— Start —
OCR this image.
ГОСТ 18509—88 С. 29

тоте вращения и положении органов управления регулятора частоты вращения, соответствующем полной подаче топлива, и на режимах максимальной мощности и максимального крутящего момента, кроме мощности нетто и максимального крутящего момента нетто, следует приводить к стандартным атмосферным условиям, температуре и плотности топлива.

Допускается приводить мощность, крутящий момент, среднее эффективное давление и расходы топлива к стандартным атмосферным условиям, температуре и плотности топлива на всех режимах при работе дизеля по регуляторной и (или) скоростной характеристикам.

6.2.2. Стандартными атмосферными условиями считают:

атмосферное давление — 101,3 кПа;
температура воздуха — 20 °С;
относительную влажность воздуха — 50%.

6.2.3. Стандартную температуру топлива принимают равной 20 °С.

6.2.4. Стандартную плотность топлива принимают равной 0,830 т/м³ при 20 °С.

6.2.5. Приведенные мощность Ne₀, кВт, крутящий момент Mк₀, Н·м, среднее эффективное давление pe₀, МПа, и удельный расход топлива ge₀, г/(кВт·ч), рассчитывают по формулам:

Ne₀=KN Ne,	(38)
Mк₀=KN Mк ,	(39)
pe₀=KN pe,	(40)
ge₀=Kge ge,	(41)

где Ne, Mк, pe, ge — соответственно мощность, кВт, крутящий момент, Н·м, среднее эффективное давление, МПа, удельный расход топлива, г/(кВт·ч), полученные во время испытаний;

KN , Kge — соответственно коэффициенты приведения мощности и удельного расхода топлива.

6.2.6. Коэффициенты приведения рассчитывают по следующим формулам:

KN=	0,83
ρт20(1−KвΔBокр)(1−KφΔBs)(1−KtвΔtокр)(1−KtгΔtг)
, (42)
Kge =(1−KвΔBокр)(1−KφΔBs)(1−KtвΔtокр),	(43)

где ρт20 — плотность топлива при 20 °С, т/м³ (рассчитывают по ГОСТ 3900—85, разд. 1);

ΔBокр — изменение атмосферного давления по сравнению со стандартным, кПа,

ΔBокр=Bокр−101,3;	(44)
— End —
**WRITTEN PROBLEM**
Return all the data exactly as given.

**TASK ANSWER**
OCR this image.
ГОСТ 18509—88 С. 29

тоте вращения и положении органов управления регулятора частоты вращения, соответствующем полной подаче топлива, и на режимах максимальной мощности и максимального крутящего момента, кроме мощности нетто и максимального крутящего момента нетто, следует приводить к стандартным атмосферным условиям, температуре и плотности топлива.

Допускается приводить мощность, крутящий момент, среднее эффективное давление и расходы топлива к стандартным атмосферным условиям, температуре и плотности топлива на всех режимах при работе дизеля по регуляторной и (или) скоростной характеристикам.

6.2.2. Стандартными атмосферными условиями считают:

атмосферное давление — 101,3 кПа;
температура воздуха — 20 °С;
относительную влажность воздуха — 50%.

6.2.3. Стандартную температуру топлива принимают равной 20 °С.

6.2.4. Стандартную плотность топлива принимают равной 0,830 т/м³ при 20 °С.

6.2.5. Приведенные мощность Ne₀, кВт, крутящий момент Mк₀, Н·м, среднее эффективное давление pe₀, МПа, и удельный расход топлива ge₀, г/(кВт·ч), рассчитывают по формулам:

Ne₀=KN Ne,	(38)
Mк₀=KN Mк ,	(39)
pe₀=KN pe,	(40)
ge₀=Kge ge,	(41)

где Ne, Mк, pe, ge — соответственно мощность, кВт, крутящий момент, Н·м, среднее эффективное давление, МПа, удельный расход топлива, г/(кВт·ч), полученные во время испытаний;

KN , Kge — соответственно коэффициенты приведения мощности и удельного расхода топлива.

6.2.6. Коэффициенты приведения рассчитывают по следующим формулам:

KN=	0,83
ρт20(1−KвΔBокр)(1−KφΔBs)(1−KtвΔtокр)(1−KtгΔtг)
, (42)
Kge =(1−KвΔBокр)(1−KφΔBs)(1−KtвΔtокр),	(43)

где ρт20 — плотность топлива при 20 °С, т/м³ (рассчитывают по ГОСТ 3900—85, разд. 1);

ΔBокр — изменение атмосферного давления по сравнению со стандартным, кПа,

ΔBокр=Bокр−101,3;	(44)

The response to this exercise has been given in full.